*REQUIREMENT*: Go through the records underneath and write each one out again exactly.

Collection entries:
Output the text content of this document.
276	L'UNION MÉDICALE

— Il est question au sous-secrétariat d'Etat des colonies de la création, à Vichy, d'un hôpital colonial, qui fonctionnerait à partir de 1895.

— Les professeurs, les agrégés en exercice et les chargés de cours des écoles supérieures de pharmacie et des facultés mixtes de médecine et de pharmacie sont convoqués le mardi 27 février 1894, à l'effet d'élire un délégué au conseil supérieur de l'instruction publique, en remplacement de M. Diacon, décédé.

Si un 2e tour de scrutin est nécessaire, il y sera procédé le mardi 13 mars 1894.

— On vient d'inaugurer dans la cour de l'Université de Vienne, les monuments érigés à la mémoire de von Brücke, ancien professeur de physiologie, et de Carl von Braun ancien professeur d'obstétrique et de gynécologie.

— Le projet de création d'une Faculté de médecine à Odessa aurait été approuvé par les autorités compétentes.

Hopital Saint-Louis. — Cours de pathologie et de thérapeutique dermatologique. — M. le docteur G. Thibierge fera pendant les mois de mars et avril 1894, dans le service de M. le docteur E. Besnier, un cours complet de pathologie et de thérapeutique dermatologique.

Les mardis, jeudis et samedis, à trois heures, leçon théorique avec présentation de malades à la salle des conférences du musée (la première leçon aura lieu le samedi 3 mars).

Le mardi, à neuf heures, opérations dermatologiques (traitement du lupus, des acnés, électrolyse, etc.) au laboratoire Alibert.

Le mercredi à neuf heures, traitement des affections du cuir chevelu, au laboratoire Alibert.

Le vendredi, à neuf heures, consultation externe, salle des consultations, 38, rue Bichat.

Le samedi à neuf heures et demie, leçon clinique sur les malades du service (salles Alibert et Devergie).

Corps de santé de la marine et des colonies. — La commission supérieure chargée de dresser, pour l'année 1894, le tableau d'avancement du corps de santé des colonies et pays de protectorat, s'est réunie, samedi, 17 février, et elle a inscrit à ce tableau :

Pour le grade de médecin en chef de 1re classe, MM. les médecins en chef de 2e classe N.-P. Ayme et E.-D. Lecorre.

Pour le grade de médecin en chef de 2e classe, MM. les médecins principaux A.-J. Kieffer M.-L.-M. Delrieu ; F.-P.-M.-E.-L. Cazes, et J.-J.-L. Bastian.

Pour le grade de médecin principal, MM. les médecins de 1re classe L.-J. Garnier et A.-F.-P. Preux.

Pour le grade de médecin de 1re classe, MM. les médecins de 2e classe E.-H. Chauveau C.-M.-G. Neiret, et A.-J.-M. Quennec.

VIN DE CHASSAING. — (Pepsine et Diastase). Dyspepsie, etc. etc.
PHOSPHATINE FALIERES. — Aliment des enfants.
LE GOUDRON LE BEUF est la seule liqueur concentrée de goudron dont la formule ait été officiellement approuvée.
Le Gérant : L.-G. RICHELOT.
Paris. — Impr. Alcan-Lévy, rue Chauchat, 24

*FINAL RESULT*:
Output the text content of this document.
276	L'UNION MÉDICALE

— Il est question au sous-secrétariat d'Etat des colonies de la création, à Vichy, d'un hôpital colonial, qui fonctionnerait à partir de 1895.

— Les professeurs, les agrégés en exercice et les chargés de cours des écoles supérieures de pharmacie et des facultés mixtes de médecine et de pharmacie sont convoqués le mardi 27 février 1894, à l'effet d'élire un délégué au conseil supérieur de l'instruction publique, en remplacement de M. Diacon, décédé.

Si un 2e tour de scrutin est nécessaire, il y sera procédé le mardi 13 mars 1894.

— On vient d'inaugurer dans la cour de l'Université de Vienne, les monuments érigés à la mémoire de von Brücke, ancien professeur de physiologie, et de Carl von Braun ancien professeur d'obstétrique et de gynécologie.

— Le projet de création d'une Faculté de médecine à Odessa aurait été approuvé par les autorités compétentes.

Hopital Saint-Louis. — Cours de pathologie et de thérapeutique dermatologique. — M. le docteur G. Thibierge fera pendant les mois de mars et avril 1894, dans le service de M. le docteur E. Besnier, un cours complet de pathologie et de thérapeutique dermatologique.

Les mardis, jeudis et samedis, à trois heures, leçon théorique avec présentation de malades à la salle des conférences du musée (la première leçon aura lieu le samedi 3 mars).

Le mardi, à neuf heures, opérations dermatologiques (traitement du lupus, des acnés, électrolyse, etc.) au laboratoire Alibert.

Le mercredi à neuf heures, traitement des affections du cuir chevelu, au laboratoire Alibert.

Le vendredi, à neuf heures, consultation externe, salle des consultations, 38, rue Bichat.

Le samedi à neuf heures et demie, leçon clinique sur les malades du service (salles Alibert et Devergie).

Corps de santé de la marine et des colonies. — La commission supérieure chargée de dresser, pour l'année 1894, le tableau d'avancement du corps de santé des colonies et pays de protectorat, s'est réunie, samedi, 17 février, et elle a inscrit à ce tableau :

Pour le grade de médecin en chef de 1re classe, MM. les médecins en chef de 2e classe N.-P. Ayme et E.-D. Lecorre.

Pour le grade de médecin en chef de 2e classe, MM. les médecins principaux A.-J. Kieffer M.-L.-M. Delrieu ; F.-P.-M.-E.-L. Cazes, et J.-J.-L. Bastian.

Pour le grade de médecin principal, MM. les médecins de 1re classe L.-J. Garnier et A.-F.-P. Preux.

Pour le grade de médecin de 1re classe, MM. les médecins de 2e classe E.-H. Chauveau C.-M.-G. Neiret, et A.-J.-M. Quennec.

VIN DE CHASSAING. — (Pepsine et Diastase). Dyspepsie, etc. etc.
PHOSPHATINE FALIERES. — Aliment des enfants.
LE GOUDRON LE BEUF est la seule liqueur concentrée de goudron dont la formule ait été officiellement approuvée.
Le Gérant : L.-G. RICHELOT.
Paris. — Impr. Alcan-Lévy, rue Chauchat, 24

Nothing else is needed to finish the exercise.